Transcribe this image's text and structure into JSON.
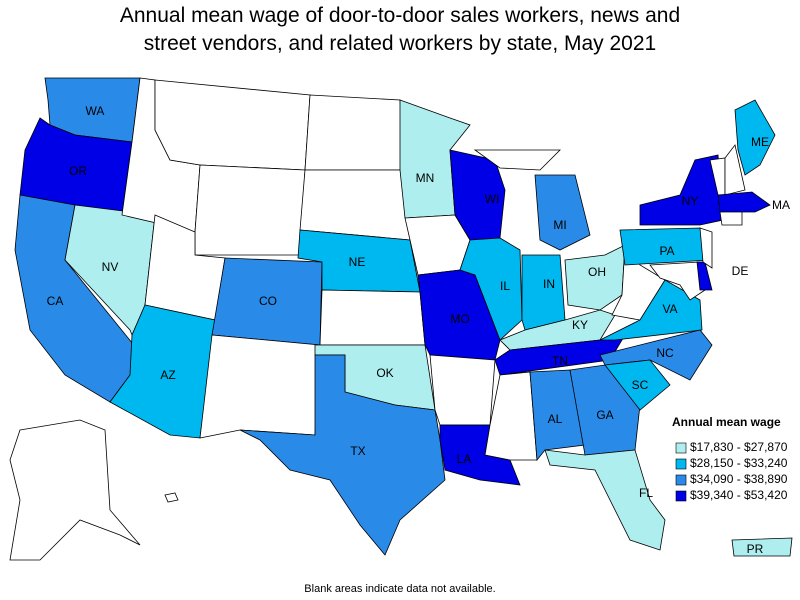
{
  "title_lines": [
    "Annual mean wage of door-to-door sales workers, news and",
    "street vendors, and related workers by state, May 2021"
  ],
  "note": "Blank areas indicate data not available.",
  "legend": {
    "title": "Annual mean wage",
    "items": [
      {
        "label": "$17,830 - $27,870",
        "color": "#aeeeee",
        "states": [
          "MN",
          "NV",
          "OK",
          "OH",
          "KY",
          "FL",
          "PR"
        ]
      },
      {
        "label": "$28,150 - $33,240",
        "color": "#00b8f0",
        "states": [
          "NE",
          "AZ",
          "IL",
          "IN",
          "SC",
          "VA",
          "PA",
          "ME"
        ]
      },
      {
        "label": "$34,090 - $38,890",
        "color": "#2a8ae8",
        "states": [
          "WA",
          "CA",
          "CO",
          "TX",
          "MI",
          "AL",
          "GA",
          "NC"
        ]
      },
      {
        "label": "$39,340 - $53,420",
        "color": "#0000e6",
        "states": [
          "OR",
          "WI",
          "MO",
          "TN",
          "LA",
          "NY",
          "MA",
          "DE"
        ]
      }
    ]
  }
}
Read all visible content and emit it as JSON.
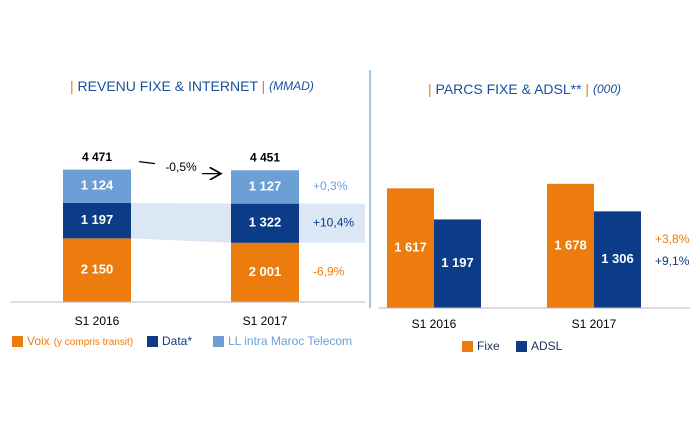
{
  "chart_data": [
    {
      "type": "stacked_bar",
      "title": "REVENU FIXE & INTERNET",
      "unit": "(MMAD)",
      "categories": [
        "S1 2016",
        "S1 2017"
      ],
      "series": [
        {
          "name": "Voix",
          "legend_note": "(y compris transit)",
          "color": "#ec7c0e",
          "values": [
            2150,
            2001
          ],
          "value_labels": [
            "2 150",
            "2 001"
          ],
          "change": "-6,9%"
        },
        {
          "name": "Data*",
          "color": "#0c3b87",
          "values": [
            1197,
            1322
          ],
          "value_labels": [
            "1 197",
            "1 322"
          ],
          "change": "+10,4%"
        },
        {
          "name": "LL intra Maroc Telecom",
          "color": "#6c9fd6",
          "values": [
            1124,
            1127
          ],
          "value_labels": [
            "1 124",
            "1 127"
          ],
          "change": "+0,3%"
        }
      ],
      "totals": {
        "values": [
          4471,
          4451
        ],
        "value_labels": [
          "4 471",
          "4 451"
        ],
        "change": "-0,5%"
      },
      "ylim": [
        0,
        5000
      ]
    },
    {
      "type": "grouped_bar",
      "title": "PARCS FIXE & ADSL**",
      "unit": "(000)",
      "categories": [
        "S1 2016",
        "S1 2017"
      ],
      "series": [
        {
          "name": "Fixe",
          "color": "#ec7c0e",
          "values": [
            1617,
            1678
          ],
          "value_labels": [
            "1 617",
            "1 678"
          ],
          "change": "+3,8%"
        },
        {
          "name": "ADSL",
          "color": "#0c3b87",
          "values": [
            1197,
            1306
          ],
          "value_labels": [
            "1 197",
            "1 306"
          ],
          "change": "+9,1%"
        }
      ],
      "ylim": [
        0,
        2000
      ]
    }
  ]
}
—————
The exercise>
Output each line exactly; omit every picture.

The response>
Transcribe this image's text and structure into JSON.
{
  "title_lines": [
    "Annual mean wage of door-to-door sales workers, news and",
    "street vendors, and related workers by state, May 2021"
  ],
  "note": "Blank areas indicate data not available.",
  "legend": {
    "title": "Annual mean wage",
    "items": [
      {
        "label": "$17,830 - $27,870",
        "color": "#aeeeee",
        "states": [
          "MN",
          "NV",
          "OK",
          "OH",
          "KY",
          "FL",
          "PR"
        ]
      },
      {
        "label": "$28,150 - $33,240",
        "color": "#00b8f0",
        "states": [
          "NE",
          "AZ",
          "IL",
          "IN",
          "SC",
          "VA",
          "PA",
          "ME"
        ]
      },
      {
        "label": "$34,090 - $38,890",
        "color": "#2a8ae8",
        "states": [
          "WA",
          "CA",
          "CO",
          "TX",
          "MI",
          "AL",
          "GA",
          "NC"
        ]
      },
      {
        "label": "$39,340 - $53,420",
        "color": "#0000e6",
        "states": [
          "OR",
          "WI",
          "MO",
          "TN",
          "LA",
          "NY",
          "MA",
          "DE"
        ]
      }
    ]
  }
}
Read all visible content and emit it as JSON.
{
  "chart_data": [
    {
      "type": "stacked_bar",
      "title": "REVENU FIXE & INTERNET",
      "unit": "(MMAD)",
      "categories": [
        "S1 2016",
        "S1 2017"
      ],
      "series": [
        {
          "name": "Voix",
          "legend_note": "(y compris transit)",
          "color": "#ec7c0e",
          "values": [
            2150,
            2001
          ],
          "value_labels": [
            "2 150",
            "2 001"
          ],
          "change": "-6,9%"
        },
        {
          "name": "Data*",
          "color": "#0c3b87",
          "values": [
            1197,
            1322
          ],
          "value_labels": [
            "1 197",
            "1 322"
          ],
          "change": "+10,4%"
        },
        {
          "name": "LL intra Maroc Telecom",
          "color": "#6c9fd6",
          "values": [
            1124,
            1127
          ],
          "value_labels": [
            "1 124",
            "1 127"
          ],
          "change": "+0,3%"
        }
      ],
      "totals": {
        "values": [
          4471,
          4451
        ],
        "value_labels": [
          "4 471",
          "4 451"
        ],
        "change": "-0,5%"
      },
      "ylim": [
        0,
        5000
      ]
    },
    {
      "type": "grouped_bar",
      "title": "PARCS FIXE & ADSL**",
      "unit": "(000)",
      "categories": [
        "S1 2016",
        "S1 2017"
      ],
      "series": [
        {
          "name": "Fixe",
          "color": "#ec7c0e",
          "values": [
            1617,
            1678
          ],
          "value_labels": [
            "1 617",
            "1 678"
          ],
          "change": "+3,8%"
        },
        {
          "name": "ADSL",
          "color": "#0c3b87",
          "values": [
            1197,
            1306
          ],
          "value_labels": [
            "1 197",
            "1 306"
          ],
          "change": "+9,1%"
        }
      ],
      "ylim": [
        0,
        2000
      ]
    }
  ]
}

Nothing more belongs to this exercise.